--- What is needed ---
Copy out the entries exactly, from the first line to the last.

--- Entries provided ---
════════════════════

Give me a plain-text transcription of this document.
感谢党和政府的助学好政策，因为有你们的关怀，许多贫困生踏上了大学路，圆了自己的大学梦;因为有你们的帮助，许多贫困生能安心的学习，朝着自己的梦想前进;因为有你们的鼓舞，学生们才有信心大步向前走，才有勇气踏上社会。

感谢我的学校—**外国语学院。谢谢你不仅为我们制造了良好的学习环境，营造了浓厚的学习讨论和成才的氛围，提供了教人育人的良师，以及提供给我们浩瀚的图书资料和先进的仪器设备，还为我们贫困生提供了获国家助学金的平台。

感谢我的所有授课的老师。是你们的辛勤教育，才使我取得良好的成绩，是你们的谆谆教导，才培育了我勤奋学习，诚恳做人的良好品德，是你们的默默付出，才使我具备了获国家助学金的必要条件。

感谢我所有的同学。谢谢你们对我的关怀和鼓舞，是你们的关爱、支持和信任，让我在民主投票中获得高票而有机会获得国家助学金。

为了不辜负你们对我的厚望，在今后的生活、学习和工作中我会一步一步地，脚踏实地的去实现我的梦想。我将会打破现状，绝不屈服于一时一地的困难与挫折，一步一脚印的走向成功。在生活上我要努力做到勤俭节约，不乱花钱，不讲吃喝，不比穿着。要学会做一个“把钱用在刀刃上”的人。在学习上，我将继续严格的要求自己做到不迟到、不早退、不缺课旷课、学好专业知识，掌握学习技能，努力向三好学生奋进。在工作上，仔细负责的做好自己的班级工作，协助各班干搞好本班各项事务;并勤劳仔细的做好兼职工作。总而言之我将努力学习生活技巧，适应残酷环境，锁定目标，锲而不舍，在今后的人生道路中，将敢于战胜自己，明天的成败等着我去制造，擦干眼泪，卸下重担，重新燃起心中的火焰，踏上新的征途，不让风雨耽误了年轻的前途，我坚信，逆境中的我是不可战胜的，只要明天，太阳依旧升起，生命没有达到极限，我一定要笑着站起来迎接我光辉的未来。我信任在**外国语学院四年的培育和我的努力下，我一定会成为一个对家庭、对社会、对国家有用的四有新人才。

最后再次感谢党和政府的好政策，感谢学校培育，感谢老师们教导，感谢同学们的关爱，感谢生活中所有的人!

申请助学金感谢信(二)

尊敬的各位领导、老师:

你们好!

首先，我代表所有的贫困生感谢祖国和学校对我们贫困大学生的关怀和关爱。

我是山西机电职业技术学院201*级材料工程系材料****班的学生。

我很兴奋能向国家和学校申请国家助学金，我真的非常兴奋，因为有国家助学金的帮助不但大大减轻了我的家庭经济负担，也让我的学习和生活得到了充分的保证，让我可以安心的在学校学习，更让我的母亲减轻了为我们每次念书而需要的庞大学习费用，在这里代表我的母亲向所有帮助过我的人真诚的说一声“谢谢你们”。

════════════════════

--- Exercise result ---
Give me a plain-text transcription of this document.
感谢党和政府的助学好政策，因为有你们的关怀，许多贫困生踏上了大学路，圆了自己的大学梦;因为有你们的帮助，许多贫困生能安心的学习，朝着自己的梦想前进;因为有你们的鼓舞，学生们才有信心大步向前走，才有勇气踏上社会。

感谢我的学校—**外国语学院。谢谢你不仅为我们制造了良好的学习环境，营造了浓厚的学习讨论和成才的氛围，提供了教人育人的良师，以及提供给我们浩瀚的图书资料和先进的仪器设备，还为我们贫困生提供了获国家助学金的平台。

感谢我的所有授课的老师。是你们的辛勤教育，才使我取得良好的成绩，是你们的谆谆教导，才培育了我勤奋学习，诚恳做人的良好品德，是你们的默默付出，才使我具备了获国家助学金的必要条件。

感谢我所有的同学。谢谢你们对我的关怀和鼓舞，是你们的关爱、支持和信任，让我在民主投票中获得高票而有机会获得国家助学金。

为了不辜负你们对我的厚望，在今后的生活、学习和工作中我会一步一步地，脚踏实地的去实现我的梦想。我将会打破现状，绝不屈服于一时一地的困难与挫折，一步一脚印的走向成功。在生活上我要努力做到勤俭节约，不乱花钱，不讲吃喝，不比穿着。要学会做一个“把钱用在刀刃上”的人。在学习上，我将继续严格的要求自己做到不迟到、不早退、不缺课旷课、学好专业知识，掌握学习技能，努力向三好学生奋进。在工作上，仔细负责的做好自己的班级工作，协助各班干搞好本班各项事务;并勤劳仔细的做好兼职工作。总而言之我将努力学习生活技巧，适应残酷环境，锁定目标，锲而不舍，在今后的人生道路中，将敢于战胜自己，明天的成败等着我去制造，擦干眼泪，卸下重担，重新燃起心中的火焰，踏上新的征途，不让风雨耽误了年轻的前途，我坚信，逆境中的我是不可战胜的，只要明天，太阳依旧升起，生命没有达到极限，我一定要笑着站起来迎接我光辉的未来。我信任在**外国语学院四年的培育和我的努力下，我一定会成为一个对家庭、对社会、对国家有用的四有新人才。

最后再次感谢党和政府的好政策，感谢学校培育，感谢老师们教导，感谢同学们的关爱，感谢生活中所有的人!

申请助学金感谢信(二)

尊敬的各位领导、老师:

你们好!

首先，我代表所有的贫困生感谢祖国和学校对我们贫困大学生的关怀和关爱。

我是山西机电职业技术学院201*级材料工程系材料****班的学生。

我很兴奋能向国家和学校申请国家助学金，我真的非常兴奋，因为有国家助学金的帮助不但大大减轻了我的家庭经济负担，也让我的学习和生活得到了充分的保证，让我可以安心的在学校学习，更让我的母亲减轻了为我们每次念书而需要的庞大学习费用，在这里代表我的母亲向所有帮助过我的人真诚的说一声“谢谢你们”。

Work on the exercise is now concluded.